## STUDY TEXT
+-------+
The impact the coronavirus is having on the global fashion industry is already undeniable, with fashion shows and trade fairs being cancelled, stores and offices being closed, and travel being disrupted.

The Covid-19 virus, which earlier this week was declared a pandemic by the World Health Organization (WHO), is also impacting large and small retailers, which are feeling the effects of falling footfall and have announced delays to arrivals and supply chain issues.

But as the virus continues to spread, now is the time for companies to take action and prepare themselves for its impact, according to retail data company Edited. The firm has noted five strategies, listed below, that retailers can implement to minimise the impacts of the virus on their businesses.

1. Maintain an aura of newness

Sourcing stock and generating newness is undeniably difficult as factories continue to be quarantined, but that won’t stop consumer demand, so retailers need to think outside the box.

Retailers can still create an aura of newness and excitement by promoting products they already have to customers who may not have seen them yet. To achieve this, retailers should be particularly creative with their edits, focusing on colour stories and style-encompassing themes such as the 70s, 90s and basics which can be pulled from their current assortments. Retailers can also focus on work-from-home and loungewear assortments if self-isolation becomes more widespread.

2. Get your future assortment right

While getting an assortment right is key to any retailer’s strategy, during an industry level scale disruption like Covid-19, it’s more important than ever to nail it and avoid the wrong investment or deadstock, the consequences of which could be especially severe in such a scenario.
+-------+
## STUDY QUESTIONS
**a.** Condense the paragraph of the text on the coronavirus and fashion retail that begins "Retailers can still create an aura of newness" into a short bulleted list that keeps its main points.
**b.** Write the next part of the text on the coronavirus and fashion retail, starting right after its final sentence.
The data that comes next has no connection to the text on the coronavirus and fashion retail.

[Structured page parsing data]
+-------+
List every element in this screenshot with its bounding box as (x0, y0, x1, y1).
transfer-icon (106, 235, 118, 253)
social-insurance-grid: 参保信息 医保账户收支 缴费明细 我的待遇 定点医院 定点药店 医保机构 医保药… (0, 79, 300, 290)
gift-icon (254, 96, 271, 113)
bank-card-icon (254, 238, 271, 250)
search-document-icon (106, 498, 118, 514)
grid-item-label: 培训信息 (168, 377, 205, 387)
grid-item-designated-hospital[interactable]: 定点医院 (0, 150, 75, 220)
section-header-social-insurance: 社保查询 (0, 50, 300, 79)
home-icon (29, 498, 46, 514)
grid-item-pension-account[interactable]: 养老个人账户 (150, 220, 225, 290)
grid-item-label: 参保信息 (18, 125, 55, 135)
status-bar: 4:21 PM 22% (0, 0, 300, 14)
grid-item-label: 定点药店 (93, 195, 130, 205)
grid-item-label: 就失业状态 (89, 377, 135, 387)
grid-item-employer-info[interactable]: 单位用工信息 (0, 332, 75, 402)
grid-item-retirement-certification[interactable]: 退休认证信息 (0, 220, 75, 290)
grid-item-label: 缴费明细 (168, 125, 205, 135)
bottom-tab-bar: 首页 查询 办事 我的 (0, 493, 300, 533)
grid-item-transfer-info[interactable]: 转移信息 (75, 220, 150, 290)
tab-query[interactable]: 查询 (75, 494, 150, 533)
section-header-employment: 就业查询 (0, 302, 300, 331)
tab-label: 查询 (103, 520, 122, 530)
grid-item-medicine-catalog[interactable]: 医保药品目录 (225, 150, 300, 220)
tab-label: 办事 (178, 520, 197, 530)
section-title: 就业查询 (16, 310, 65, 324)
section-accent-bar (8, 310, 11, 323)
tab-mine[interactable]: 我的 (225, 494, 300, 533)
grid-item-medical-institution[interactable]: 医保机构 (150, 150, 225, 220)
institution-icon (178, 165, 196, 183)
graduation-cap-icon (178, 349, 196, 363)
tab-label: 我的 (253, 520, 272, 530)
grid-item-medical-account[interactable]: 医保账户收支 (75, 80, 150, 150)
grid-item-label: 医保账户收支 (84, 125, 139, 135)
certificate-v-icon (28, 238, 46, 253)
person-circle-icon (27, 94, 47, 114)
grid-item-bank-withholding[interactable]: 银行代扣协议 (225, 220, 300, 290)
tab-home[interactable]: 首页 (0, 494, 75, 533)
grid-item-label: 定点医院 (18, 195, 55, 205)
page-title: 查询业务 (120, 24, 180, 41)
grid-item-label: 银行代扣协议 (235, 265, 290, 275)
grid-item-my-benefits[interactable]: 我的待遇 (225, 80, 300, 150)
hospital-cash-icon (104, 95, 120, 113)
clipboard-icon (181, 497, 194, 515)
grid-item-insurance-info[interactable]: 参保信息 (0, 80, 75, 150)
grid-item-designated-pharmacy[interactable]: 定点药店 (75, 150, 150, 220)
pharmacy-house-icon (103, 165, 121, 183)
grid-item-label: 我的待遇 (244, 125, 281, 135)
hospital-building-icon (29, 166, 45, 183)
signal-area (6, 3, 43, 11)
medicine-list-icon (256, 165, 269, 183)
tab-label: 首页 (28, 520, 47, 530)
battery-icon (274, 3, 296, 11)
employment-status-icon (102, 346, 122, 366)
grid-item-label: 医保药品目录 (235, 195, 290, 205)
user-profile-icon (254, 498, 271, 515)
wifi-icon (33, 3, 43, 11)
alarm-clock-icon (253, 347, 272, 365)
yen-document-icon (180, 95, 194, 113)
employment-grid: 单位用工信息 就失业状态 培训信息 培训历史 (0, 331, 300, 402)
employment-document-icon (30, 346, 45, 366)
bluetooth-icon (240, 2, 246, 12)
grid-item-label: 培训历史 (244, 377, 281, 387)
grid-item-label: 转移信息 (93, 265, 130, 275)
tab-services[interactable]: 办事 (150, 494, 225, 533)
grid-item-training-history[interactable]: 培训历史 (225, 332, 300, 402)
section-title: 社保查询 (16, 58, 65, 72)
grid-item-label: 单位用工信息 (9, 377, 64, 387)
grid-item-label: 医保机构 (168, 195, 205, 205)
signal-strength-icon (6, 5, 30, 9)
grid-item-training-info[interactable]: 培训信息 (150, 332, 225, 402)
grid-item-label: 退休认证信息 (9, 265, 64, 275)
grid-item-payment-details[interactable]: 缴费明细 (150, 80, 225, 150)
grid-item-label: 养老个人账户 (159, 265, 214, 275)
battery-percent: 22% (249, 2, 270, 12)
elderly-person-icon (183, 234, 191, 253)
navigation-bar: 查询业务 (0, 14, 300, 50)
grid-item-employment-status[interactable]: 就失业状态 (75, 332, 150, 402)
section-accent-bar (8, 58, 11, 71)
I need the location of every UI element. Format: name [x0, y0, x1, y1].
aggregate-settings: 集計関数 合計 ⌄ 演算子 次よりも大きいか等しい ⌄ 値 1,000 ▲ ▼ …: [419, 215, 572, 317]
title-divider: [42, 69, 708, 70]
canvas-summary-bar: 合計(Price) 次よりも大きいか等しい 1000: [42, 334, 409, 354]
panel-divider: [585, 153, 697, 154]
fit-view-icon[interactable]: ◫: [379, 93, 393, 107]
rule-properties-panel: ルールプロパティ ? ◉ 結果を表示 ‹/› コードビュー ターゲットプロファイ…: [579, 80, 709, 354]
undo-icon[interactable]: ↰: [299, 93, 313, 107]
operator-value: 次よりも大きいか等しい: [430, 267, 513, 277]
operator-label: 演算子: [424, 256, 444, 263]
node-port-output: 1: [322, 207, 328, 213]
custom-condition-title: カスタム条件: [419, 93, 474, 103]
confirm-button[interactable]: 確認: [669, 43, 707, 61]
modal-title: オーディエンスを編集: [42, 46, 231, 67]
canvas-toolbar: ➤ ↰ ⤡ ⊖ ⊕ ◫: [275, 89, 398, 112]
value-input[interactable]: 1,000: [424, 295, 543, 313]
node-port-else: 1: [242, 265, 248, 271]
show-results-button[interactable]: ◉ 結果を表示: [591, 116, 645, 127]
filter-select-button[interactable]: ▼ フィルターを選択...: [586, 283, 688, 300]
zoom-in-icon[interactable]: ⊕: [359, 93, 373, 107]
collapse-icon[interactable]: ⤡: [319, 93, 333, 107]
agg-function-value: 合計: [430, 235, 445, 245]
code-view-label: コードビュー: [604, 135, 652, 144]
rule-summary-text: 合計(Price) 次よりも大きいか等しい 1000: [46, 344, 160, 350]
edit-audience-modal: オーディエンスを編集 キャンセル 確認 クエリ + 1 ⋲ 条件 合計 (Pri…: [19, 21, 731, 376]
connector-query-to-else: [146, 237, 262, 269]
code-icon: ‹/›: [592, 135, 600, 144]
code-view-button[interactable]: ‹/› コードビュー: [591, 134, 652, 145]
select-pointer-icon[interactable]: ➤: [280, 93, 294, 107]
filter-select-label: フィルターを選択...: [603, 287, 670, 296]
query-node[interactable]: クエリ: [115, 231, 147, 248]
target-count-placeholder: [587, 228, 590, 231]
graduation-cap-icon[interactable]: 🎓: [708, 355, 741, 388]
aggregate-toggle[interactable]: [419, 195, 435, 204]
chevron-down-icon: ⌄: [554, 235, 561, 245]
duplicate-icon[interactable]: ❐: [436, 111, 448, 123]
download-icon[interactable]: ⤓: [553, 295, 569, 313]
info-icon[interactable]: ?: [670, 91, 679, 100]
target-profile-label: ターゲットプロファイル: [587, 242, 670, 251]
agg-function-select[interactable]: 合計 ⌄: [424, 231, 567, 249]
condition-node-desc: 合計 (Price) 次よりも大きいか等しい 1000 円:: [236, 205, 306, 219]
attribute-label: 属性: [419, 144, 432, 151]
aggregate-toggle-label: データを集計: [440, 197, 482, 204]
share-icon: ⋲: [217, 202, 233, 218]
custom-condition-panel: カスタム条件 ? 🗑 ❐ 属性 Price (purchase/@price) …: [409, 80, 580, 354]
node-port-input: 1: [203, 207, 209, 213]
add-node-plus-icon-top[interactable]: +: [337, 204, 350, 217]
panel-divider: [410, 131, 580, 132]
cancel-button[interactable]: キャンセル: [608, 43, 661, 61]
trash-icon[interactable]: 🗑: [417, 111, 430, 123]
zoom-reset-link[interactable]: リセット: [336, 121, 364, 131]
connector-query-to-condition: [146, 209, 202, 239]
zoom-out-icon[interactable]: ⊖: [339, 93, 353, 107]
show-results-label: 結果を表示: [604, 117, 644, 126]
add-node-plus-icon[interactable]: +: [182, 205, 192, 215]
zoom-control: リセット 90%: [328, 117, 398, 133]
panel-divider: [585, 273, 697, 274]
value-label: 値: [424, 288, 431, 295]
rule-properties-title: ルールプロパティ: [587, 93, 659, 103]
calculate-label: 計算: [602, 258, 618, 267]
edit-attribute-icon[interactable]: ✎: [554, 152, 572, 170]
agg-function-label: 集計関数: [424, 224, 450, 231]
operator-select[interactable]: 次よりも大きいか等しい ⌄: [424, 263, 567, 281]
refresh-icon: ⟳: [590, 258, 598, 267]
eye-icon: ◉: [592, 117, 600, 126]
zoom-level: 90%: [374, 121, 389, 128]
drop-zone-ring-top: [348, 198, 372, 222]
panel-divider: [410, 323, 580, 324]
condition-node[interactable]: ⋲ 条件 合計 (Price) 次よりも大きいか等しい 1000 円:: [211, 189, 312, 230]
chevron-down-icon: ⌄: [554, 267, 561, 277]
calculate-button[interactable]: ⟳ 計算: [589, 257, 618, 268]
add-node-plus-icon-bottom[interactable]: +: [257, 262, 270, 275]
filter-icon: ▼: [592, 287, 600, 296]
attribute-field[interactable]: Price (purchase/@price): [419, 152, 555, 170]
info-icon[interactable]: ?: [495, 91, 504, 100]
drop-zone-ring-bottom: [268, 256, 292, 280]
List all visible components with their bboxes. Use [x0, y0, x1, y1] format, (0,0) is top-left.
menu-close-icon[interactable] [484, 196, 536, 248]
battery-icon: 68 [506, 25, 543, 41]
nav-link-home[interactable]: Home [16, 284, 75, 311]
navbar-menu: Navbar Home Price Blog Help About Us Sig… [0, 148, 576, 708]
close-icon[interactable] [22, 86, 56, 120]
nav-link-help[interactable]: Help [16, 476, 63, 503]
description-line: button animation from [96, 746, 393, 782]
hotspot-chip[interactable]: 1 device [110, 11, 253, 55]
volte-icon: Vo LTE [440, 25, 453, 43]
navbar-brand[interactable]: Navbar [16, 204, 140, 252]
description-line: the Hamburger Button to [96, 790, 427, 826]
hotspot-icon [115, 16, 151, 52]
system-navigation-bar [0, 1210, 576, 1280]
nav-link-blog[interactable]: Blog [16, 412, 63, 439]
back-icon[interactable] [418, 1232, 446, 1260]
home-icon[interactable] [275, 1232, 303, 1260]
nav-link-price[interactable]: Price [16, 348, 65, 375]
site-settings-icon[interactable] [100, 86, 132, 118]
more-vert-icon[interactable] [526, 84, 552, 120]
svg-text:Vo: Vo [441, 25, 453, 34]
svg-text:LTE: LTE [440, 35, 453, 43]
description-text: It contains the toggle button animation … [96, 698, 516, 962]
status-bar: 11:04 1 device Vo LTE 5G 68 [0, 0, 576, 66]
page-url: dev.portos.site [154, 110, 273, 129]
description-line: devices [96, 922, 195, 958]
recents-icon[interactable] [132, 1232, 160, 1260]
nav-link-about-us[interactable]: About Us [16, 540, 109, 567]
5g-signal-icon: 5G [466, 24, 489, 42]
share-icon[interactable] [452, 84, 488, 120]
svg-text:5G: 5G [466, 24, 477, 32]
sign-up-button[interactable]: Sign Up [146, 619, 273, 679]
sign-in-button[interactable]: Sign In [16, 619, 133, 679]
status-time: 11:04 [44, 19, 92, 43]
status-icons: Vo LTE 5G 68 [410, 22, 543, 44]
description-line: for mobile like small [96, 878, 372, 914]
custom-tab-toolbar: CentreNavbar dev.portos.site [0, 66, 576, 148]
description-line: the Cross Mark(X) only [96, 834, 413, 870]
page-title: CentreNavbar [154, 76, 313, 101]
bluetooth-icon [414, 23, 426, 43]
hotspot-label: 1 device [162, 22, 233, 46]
+-------+
## ANSWERS TO EACH TASK
**a.**
- Retailers can create a sense of newness and excitement by promoting existing products to customers who may not have seen them yet.
- They should be creative with their edits, focusing on color stories and themes such as the 70s, 90s and basics drawn from current assortments.
- If self-isolation becomes more widespread, they can also focus on work-from-home and loungewear assortments.

**b.**
Retailers should tighten their operations and bring assortments to a minimum while the market is in flux by cancelling unnecessary orders. Retailers that can rapidly downsize their orders and upshift them again once the market has recovered are going to be the successful ones. If possible, retailers should also consider domestic or local suppliers.

3. Reconsider your discounting strategy

March is traditionally a period of heavy discounting as we enter into the mid-season sales period. But as it is so hard to predict an end date for the current pandemic, and with ongoing uncertainty and delays to supplies, retailers are less inclined to want to clear stock as usual.

But this can offer an opportunity for retailers. The mid-season sale concept can be confusing for some shoppers who are just feeling the tail end of the winter. That, coupled with the growing trend of ‘instant gratification’ – or shoppers’ desire to buy what they want to wear now – offers retailers an opportunity to align themselves more closely with their customer’s needs. Also, consider that Black Friday 2019 discounts of 20-30 percent sold out more than heftier price cuts, proving that bigger discounts aren’t always better. For items that are too season-specific to hold on too – think heavy rain jackets or thick scarves – retailers should consider smaller sales edit or category-specific promotions.

4. Maintain consumer engagement

During disruptive periods it can be easy to disconnect with customers, whether it’s due to tightened purse strings, falling footfall or lower stocks because of supply chain disruption. But it is essential in the period to keep shoppers engaged.

If people have to self isolate, increased online activity by retailers can keep them engaged. This could be a good opportunity for brick-and-mortar retailers to step-up their online efforts. Video-sharing social networking service Tik-Tok, for example, could be a way to go about this, offering retailers the opportunity to create or take part in challenges to engage customers. In preparation for an expected increase in home deliveries, retailers should promote shipping offers to stand out from competition.

5. Be honest in your marketing strategy

It is unrealistic to assume customer service not be impacted by the pandemic and retailers should be transparent about the challenges they are facing and the impact that could have on shoppers. Retailers should highlight potential delays to deliveries ahead of purchase and have extra customer services representatives on hand if needed.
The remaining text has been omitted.